▸ **AVAILABLE RECORDS**
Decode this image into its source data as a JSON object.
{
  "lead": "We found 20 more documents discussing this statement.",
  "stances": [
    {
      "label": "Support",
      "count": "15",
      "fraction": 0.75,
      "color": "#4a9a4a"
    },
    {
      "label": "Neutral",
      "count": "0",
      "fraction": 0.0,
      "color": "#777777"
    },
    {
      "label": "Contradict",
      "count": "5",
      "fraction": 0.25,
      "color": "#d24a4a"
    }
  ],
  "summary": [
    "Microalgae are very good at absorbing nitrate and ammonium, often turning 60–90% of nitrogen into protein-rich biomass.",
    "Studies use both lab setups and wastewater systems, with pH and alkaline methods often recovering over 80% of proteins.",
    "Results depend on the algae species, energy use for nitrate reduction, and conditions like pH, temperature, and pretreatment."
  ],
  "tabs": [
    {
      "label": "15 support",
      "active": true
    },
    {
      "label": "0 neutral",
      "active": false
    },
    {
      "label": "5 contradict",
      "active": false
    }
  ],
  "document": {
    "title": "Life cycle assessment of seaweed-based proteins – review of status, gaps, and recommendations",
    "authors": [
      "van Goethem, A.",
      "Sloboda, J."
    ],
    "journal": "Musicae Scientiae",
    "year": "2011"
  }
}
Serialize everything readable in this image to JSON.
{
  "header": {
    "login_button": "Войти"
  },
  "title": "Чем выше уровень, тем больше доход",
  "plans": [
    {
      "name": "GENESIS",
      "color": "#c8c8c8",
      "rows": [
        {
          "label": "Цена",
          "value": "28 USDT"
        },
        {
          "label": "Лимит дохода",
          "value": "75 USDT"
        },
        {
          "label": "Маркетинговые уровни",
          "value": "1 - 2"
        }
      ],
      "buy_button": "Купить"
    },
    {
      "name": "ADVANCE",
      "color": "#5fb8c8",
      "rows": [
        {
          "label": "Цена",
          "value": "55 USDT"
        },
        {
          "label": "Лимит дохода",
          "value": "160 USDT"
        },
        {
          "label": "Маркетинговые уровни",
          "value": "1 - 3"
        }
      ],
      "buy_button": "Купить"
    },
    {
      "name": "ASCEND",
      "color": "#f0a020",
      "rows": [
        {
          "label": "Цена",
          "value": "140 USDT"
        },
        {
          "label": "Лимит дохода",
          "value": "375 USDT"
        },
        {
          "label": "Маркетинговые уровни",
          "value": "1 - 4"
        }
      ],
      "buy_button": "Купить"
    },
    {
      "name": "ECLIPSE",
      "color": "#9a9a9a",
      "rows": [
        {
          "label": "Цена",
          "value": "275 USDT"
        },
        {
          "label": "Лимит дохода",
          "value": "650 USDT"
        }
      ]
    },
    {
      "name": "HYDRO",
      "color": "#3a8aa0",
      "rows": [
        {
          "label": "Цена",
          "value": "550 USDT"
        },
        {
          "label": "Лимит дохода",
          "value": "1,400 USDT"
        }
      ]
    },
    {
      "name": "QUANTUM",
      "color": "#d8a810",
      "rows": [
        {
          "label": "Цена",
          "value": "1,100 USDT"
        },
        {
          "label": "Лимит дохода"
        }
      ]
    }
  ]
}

▸ **TASK GOAL**
Count up the lines of the data that include "name". Reply with a number only.

▸ **EXPECTED OUTPUT**
6